Requirement —
All records below must be retyped exactly.

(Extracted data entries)
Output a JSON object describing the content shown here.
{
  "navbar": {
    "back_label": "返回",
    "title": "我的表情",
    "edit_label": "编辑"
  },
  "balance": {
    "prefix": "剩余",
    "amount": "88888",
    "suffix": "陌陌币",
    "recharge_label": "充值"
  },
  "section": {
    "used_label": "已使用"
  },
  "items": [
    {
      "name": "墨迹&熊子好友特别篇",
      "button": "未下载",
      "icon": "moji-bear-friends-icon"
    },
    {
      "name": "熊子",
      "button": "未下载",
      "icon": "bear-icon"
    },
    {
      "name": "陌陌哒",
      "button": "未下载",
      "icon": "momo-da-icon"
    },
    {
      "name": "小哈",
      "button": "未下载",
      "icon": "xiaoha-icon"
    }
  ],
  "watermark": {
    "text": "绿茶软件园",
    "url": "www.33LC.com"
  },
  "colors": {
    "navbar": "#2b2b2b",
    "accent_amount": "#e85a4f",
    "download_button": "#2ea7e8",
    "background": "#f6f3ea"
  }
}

Answer to the problem —
Output a JSON object describing the content shown here.
{
  "navbar": {
    "back_label": "返回",
    "title": "我的表情",
    "edit_label": "编辑"
  },
  "balance": {
    "prefix": "剩余",
    "amount": "88888",
    "suffix": "陌陌币",
    "recharge_label": "充值"
  },
  "section": {
    "used_label": "已使用"
  },
  "items": [
    {
      "name": "墨迹&熊子好友特别篇",
      "button": "未下载",
      "icon": "moji-bear-friends-icon"
    },
    {
      "name": "熊子",
      "button": "未下载",
      "icon": "bear-icon"
    },
    {
      "name": "陌陌哒",
      "button": "未下载",
      "icon": "momo-da-icon"
    },
    {
      "name": "小哈",
      "button": "未下载",
      "icon": "xiaoha-icon"
    }
  ],
  "watermark": {
    "text": "绿茶软件园",
    "url": "www.33LC.com"
  },
  "colors": {
    "navbar": "#2b2b2b",
    "accent_amount": "#e85a4f",
    "download_button": "#2ea7e8",
    "background": "#f6f3ea"
  }
}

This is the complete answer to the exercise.